PROMPT
Print all entries word for word.

(Data records)
------------------------------

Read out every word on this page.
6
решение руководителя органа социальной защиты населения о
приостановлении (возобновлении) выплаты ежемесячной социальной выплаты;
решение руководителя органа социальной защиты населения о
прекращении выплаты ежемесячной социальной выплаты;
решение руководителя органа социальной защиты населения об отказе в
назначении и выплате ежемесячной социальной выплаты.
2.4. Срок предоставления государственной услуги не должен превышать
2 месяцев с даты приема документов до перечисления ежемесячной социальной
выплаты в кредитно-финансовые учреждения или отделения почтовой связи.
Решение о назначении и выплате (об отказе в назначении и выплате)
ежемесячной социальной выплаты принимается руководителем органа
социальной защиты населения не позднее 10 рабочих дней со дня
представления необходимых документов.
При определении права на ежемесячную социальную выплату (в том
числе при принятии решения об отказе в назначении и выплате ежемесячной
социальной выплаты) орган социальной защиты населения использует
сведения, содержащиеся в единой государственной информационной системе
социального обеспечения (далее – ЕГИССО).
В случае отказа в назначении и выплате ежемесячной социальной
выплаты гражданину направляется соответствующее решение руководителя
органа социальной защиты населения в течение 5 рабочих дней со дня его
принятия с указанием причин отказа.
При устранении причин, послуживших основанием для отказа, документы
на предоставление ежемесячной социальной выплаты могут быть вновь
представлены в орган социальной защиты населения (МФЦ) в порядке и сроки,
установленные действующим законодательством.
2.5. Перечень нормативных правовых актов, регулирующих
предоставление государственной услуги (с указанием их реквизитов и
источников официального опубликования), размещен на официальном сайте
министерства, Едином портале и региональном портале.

------------------------------

REPLY
Read out every word on this page.
6
решение руководителя органа социальной защиты населения о
приостановлении (возобновлении) выплаты ежемесячной социальной выплаты;
решение руководителя органа социальной защиты населения о
прекращении выплаты ежемесячной социальной выплаты;
решение руководителя органа социальной защиты населения об отказе в
назначении и выплате ежемесячной социальной выплаты.
2.4. Срок предоставления государственной услуги не должен превышать
2 месяцев с даты приема документов до перечисления ежемесячной социальной
выплаты в кредитно-финансовые учреждения или отделения почтовой связи.
Решение о назначении и выплате (об отказе в назначении и выплате)
ежемесячной социальной выплаты принимается руководителем органа
социальной защиты населения не позднее 10 рабочих дней со дня
представления необходимых документов.
При определении права на ежемесячную социальную выплату (в том
числе при принятии решения об отказе в назначении и выплате ежемесячной
социальной выплаты) орган социальной защиты населения использует
сведения, содержащиеся в единой государственной информационной системе
социального обеспечения (далее – ЕГИССО).
В случае отказа в назначении и выплате ежемесячной социальной
выплаты гражданину направляется соответствующее решение руководителя
органа социальной защиты населения в течение 5 рабочих дней со дня его
принятия с указанием причин отказа.
При устранении причин, послуживших основанием для отказа, документы
на предоставление ежемесячной социальной выплаты могут быть вновь
представлены в орган социальной защиты населения (МФЦ) в порядке и сроки,
установленные действующим законодательством.
2.5. Перечень нормативных правовых актов, регулирующих
предоставление государственной услуги (с указанием их реквизитов и
источников официального опубликования), размещен на официальном сайте
министерства, Едином портале и региональном портале.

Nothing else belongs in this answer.